### What you have to do
Scan the lines below; pull out those with "this".

### Raw data
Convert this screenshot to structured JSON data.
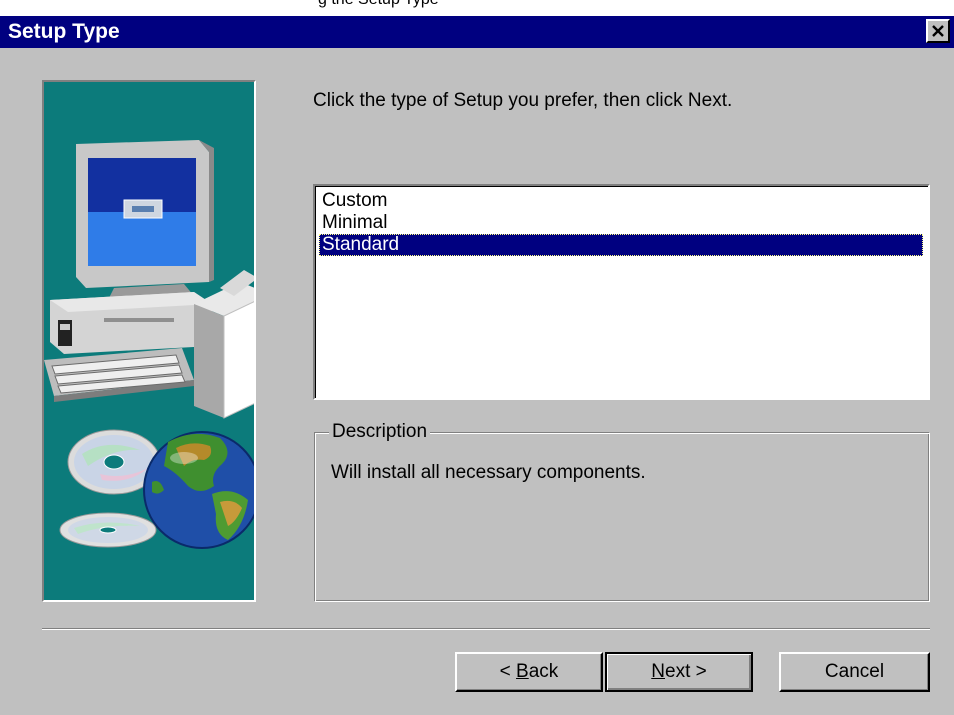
{
  "top_fragment": "g the Setup Type",
  "window": {
    "title": "Setup Type",
    "close_label": "×"
  },
  "instruction": "Click the type of Setup you prefer, then click Next.",
  "setup_types": [
    {
      "label": "Custom",
      "selected": false
    },
    {
      "label": "Minimal",
      "selected": false
    },
    {
      "label": "Standard",
      "selected": true
    }
  ],
  "description": {
    "legend": "Description",
    "text": "Will install all necessary components."
  },
  "buttons": {
    "back_prefix": "< ",
    "back_mnemonic": "B",
    "back_rest": "ack",
    "next_mnemonic": "N",
    "next_rest": "ext >",
    "cancel": "Cancel"
  },
  "colors": {
    "titlebar": "#000080",
    "dialog_face": "#c0c0c0",
    "art_background": "#0c7b7b",
    "selection": "#000080"
  },
  "icons": [
    "computer-icon",
    "cd-disc-icon",
    "globe-icon",
    "close-icon"
  ]
}
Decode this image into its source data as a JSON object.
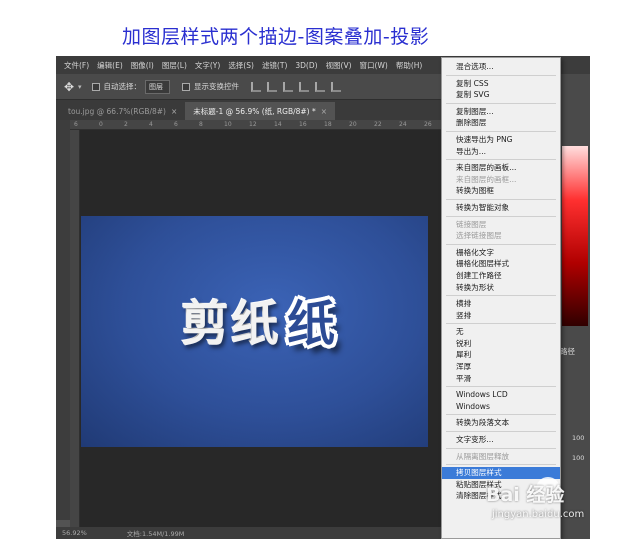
{
  "caption": "加图层样式两个描边-图案叠加-投影",
  "menubar": [
    "文件(F)",
    "编辑(E)",
    "图像(I)",
    "图层(L)",
    "文字(Y)",
    "选择(S)",
    "滤镜(T)",
    "3D(D)",
    "视图(V)",
    "窗口(W)",
    "帮助(H)"
  ],
  "options": {
    "auto_select_label": "自动选择：",
    "auto_select_value": "图层",
    "show_transform_label": "显示变换控件"
  },
  "tabs": [
    {
      "label": "tou.jpg @ 66.7%(RGB/8#)",
      "close": "×",
      "active": false
    },
    {
      "label": "未标题-1 @ 56.9% (纸, RGB/8#) *",
      "close": "×",
      "active": true
    }
  ],
  "ruler_top": [
    "6",
    "0",
    "2",
    "4",
    "6",
    "8",
    "10",
    "12",
    "14",
    "16",
    "18",
    "20",
    "22",
    "24",
    "26"
  ],
  "canvas_text": [
    "剪",
    "纸",
    "纸"
  ],
  "status": {
    "zoom": "56.92%",
    "doc": "文档:1.54M/1.99M"
  },
  "right_panel": {
    "label": "路径",
    "rows": [
      "100",
      "100"
    ]
  },
  "context_menu": [
    {
      "label": "混合选项...",
      "state": "normal"
    },
    {
      "sep": true
    },
    {
      "label": "复制 CSS",
      "state": "normal"
    },
    {
      "label": "复制 SVG",
      "state": "normal"
    },
    {
      "sep": true
    },
    {
      "label": "复制图层...",
      "state": "normal"
    },
    {
      "label": "删除图层",
      "state": "normal"
    },
    {
      "sep": true
    },
    {
      "label": "快速导出为 PNG",
      "state": "normal"
    },
    {
      "label": "导出为...",
      "state": "normal"
    },
    {
      "sep": true
    },
    {
      "label": "来自图层的画板...",
      "state": "normal"
    },
    {
      "label": "来自图层的画框...",
      "state": "disabled"
    },
    {
      "label": "转换为图框",
      "state": "normal"
    },
    {
      "sep": true
    },
    {
      "label": "转换为智能对象",
      "state": "normal"
    },
    {
      "sep": true
    },
    {
      "label": "链接图层",
      "state": "disabled"
    },
    {
      "label": "选择链接图层",
      "state": "disabled"
    },
    {
      "sep": true
    },
    {
      "label": "栅格化文字",
      "state": "normal"
    },
    {
      "label": "栅格化图层样式",
      "state": "normal"
    },
    {
      "label": "创建工作路径",
      "state": "normal"
    },
    {
      "label": "转换为形状",
      "state": "normal"
    },
    {
      "sep": true
    },
    {
      "label": "横排",
      "state": "normal"
    },
    {
      "label": "竖排",
      "state": "normal"
    },
    {
      "sep": true
    },
    {
      "label": "无",
      "state": "normal"
    },
    {
      "label": "锐利",
      "state": "normal"
    },
    {
      "label": "犀利",
      "state": "normal"
    },
    {
      "label": "浑厚",
      "state": "normal"
    },
    {
      "label": "平滑",
      "state": "normal"
    },
    {
      "sep": true
    },
    {
      "label": "Windows LCD",
      "state": "normal"
    },
    {
      "label": "Windows",
      "state": "normal"
    },
    {
      "sep": true
    },
    {
      "label": "转换为段落文本",
      "state": "normal"
    },
    {
      "sep": true
    },
    {
      "label": "文字变形...",
      "state": "normal"
    },
    {
      "sep": true
    },
    {
      "label": "从隔离图层释放",
      "state": "disabled"
    },
    {
      "sep": true
    },
    {
      "label": "拷贝图层样式",
      "state": "highlighted"
    },
    {
      "label": "粘贴图层样式",
      "state": "normal"
    },
    {
      "label": "清除图层样式",
      "state": "normal"
    }
  ],
  "watermark": {
    "logo": "Bai 经验",
    "url": "jingyan.baidu.com"
  }
}
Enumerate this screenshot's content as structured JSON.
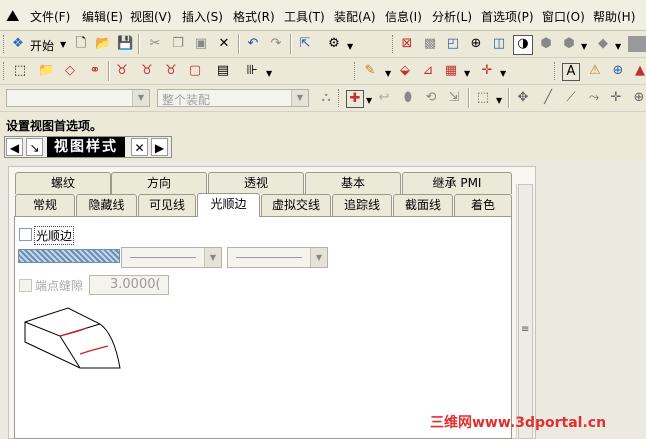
{
  "menubar": {
    "items": [
      {
        "label": "文件(F)"
      },
      {
        "label": "编辑(E)"
      },
      {
        "label": "视图(V)"
      },
      {
        "label": "插入(S)"
      },
      {
        "label": "格式(R)"
      },
      {
        "label": "工具(T)"
      },
      {
        "label": "装配(A)"
      },
      {
        "label": "信息(I)"
      },
      {
        "label": "分析(L)"
      },
      {
        "label": "首选项(P)"
      },
      {
        "label": "窗口(O)"
      },
      {
        "label": "帮助(H)"
      }
    ]
  },
  "toolbar1": {
    "start_label": "开始"
  },
  "toolbar3": {
    "assembly_combo_text": "整个装配",
    "filter_combo_text": ""
  },
  "prompt": {
    "text": "设置视图首选项。"
  },
  "dialog": {
    "title": "视图样式",
    "tabs_row1": [
      "螺纹",
      "方向",
      "透视",
      "基本",
      "继承 PMI"
    ],
    "tabs_row2": [
      "常规",
      "隐藏线",
      "可见线",
      "光顺边",
      "虚拟交线",
      "追踪线",
      "截面线",
      "着色"
    ],
    "active_tab": "光顺边",
    "smooth_edge_label": "光顺边",
    "smooth_edge_checked": false,
    "endpoint_gap_label": "端点缝隙",
    "endpoint_gap_value": "3.0000("
  },
  "watermark": {
    "text": "三维网www.3dportal.cn"
  },
  "colors": {
    "accent_red": "#e03030",
    "title_bg": "#000000"
  }
}
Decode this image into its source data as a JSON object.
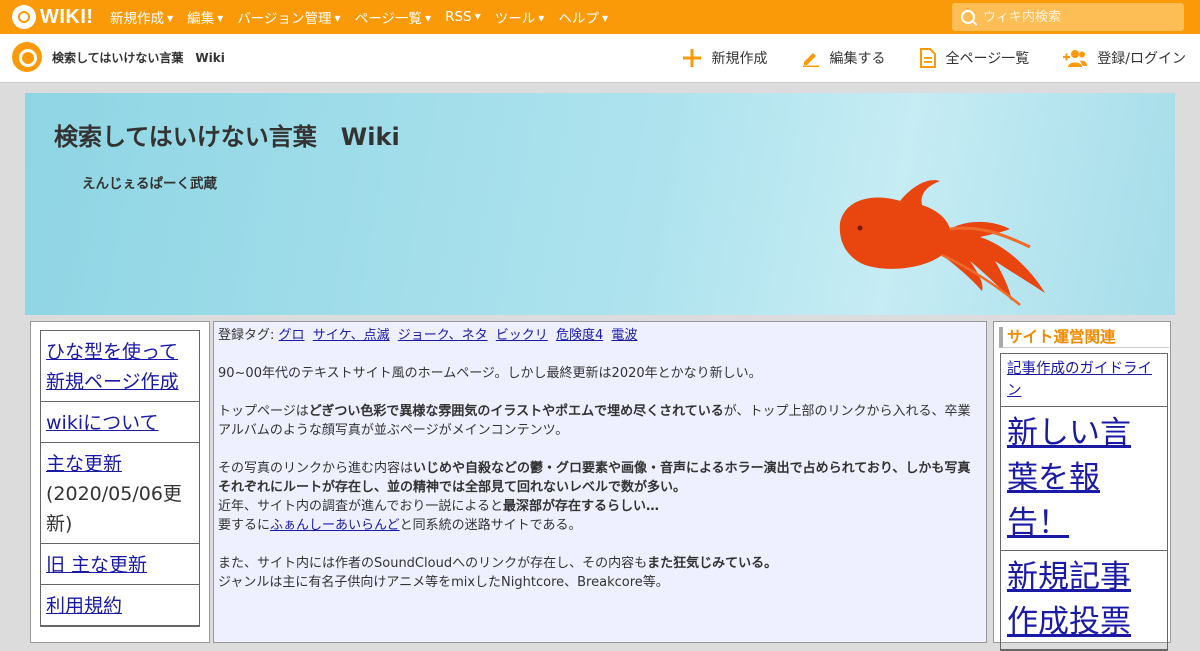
{
  "topbar": {
    "logo_text": "WIKI!",
    "menu": [
      {
        "label": "新規作成"
      },
      {
        "label": "編集"
      },
      {
        "label": "バージョン管理"
      },
      {
        "label": "ページ一覧"
      },
      {
        "label": "RSS"
      },
      {
        "label": "ツール"
      },
      {
        "label": "ヘルプ"
      }
    ],
    "search_placeholder": "ウィキ内検索"
  },
  "subbar": {
    "site_name": "検索してはいけない言葉　Wiki",
    "actions": [
      {
        "label": "新規作成",
        "icon": "plus-icon"
      },
      {
        "label": "編集する",
        "icon": "pencil-icon"
      },
      {
        "label": "全ページ一覧",
        "icon": "document-icon"
      },
      {
        "label": "登録/ログイン",
        "icon": "add-user-icon"
      }
    ]
  },
  "banner": {
    "title": "検索してはいけない言葉　Wiki",
    "subtitle": "えんじぇるぱーく武蔵",
    "image": "goldfish"
  },
  "left_nav": [
    {
      "label": "ひな型を使って新規ページ作成"
    },
    {
      "label": "wikiについて"
    },
    {
      "label": "主な更新",
      "date": "(2020/05/06更新)"
    },
    {
      "label": "旧 主な更新"
    },
    {
      "label": "利用規約"
    }
  ],
  "main": {
    "tags_label": "登録タグ:",
    "tags": [
      "グロ",
      "サイケ、点滅",
      "ジョーク、ネタ",
      "ビックリ",
      "危険度4",
      "電波"
    ],
    "p1": "90~00年代のテキストサイト風のホームページ。しかし最終更新は2020年とかなり新しい。",
    "p2_a": "トップページは",
    "p2_b": "どぎつい色彩で異様な雰囲気のイラストやポエムで埋め尽くされている",
    "p2_c": "が、トップ上部のリンクから入れる、卒業アルバムのような顔写真が並ぶページがメインコンテンツ。",
    "p3_a": "その写真のリンクから進む内容は",
    "p3_b": "いじめや自殺などの鬱・グロ要素や画像・音声によるホラー演出で占められており、しかも写真それぞれにルートが存在し、並の精神では全部見て回れないレベルで数が多い。",
    "p3_c": "近年、サイト内の調査が進んでおり一説によると",
    "p3_d": "最深部が存在するらしい…",
    "p3_e": "要するに",
    "p3_link": "ふぁんしーあいらんど",
    "p3_f": "と同系統の迷路サイトである。",
    "p4_a": "また、サイト内には作者のSoundCloudへのリンクが存在し、その内容も",
    "p4_b": "また狂気じみている。",
    "p4_c": "ジャンルは主に有名子供向けアニメ等をmixしたNightcore、Breakcore等。"
  },
  "right_side": {
    "heading": "サイト運営関連",
    "items": [
      {
        "label": "記事作成のガイドライン",
        "size": "small"
      },
      {
        "label": "新しい言葉を報告！",
        "size": "big"
      },
      {
        "label": "新規記事作成投票",
        "size": "big"
      }
    ]
  },
  "colors": {
    "accent": "#fb9a08",
    "link": "#1a1aa6",
    "side_heading": "#f28a00",
    "fish": "#e8450f"
  }
}
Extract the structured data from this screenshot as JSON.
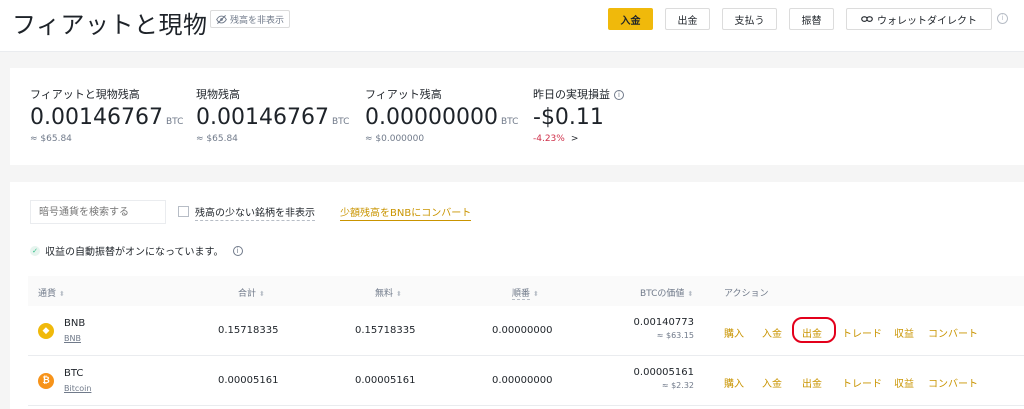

### Reply
Convert this screenshot to structured JSON data.
Decode this image into its source data as a JSON object.
Enumerate this screenshot's content as structured JSON.
Decode this image into its source data as a JSON object.
Extract the structured data from this screenshot as JSON.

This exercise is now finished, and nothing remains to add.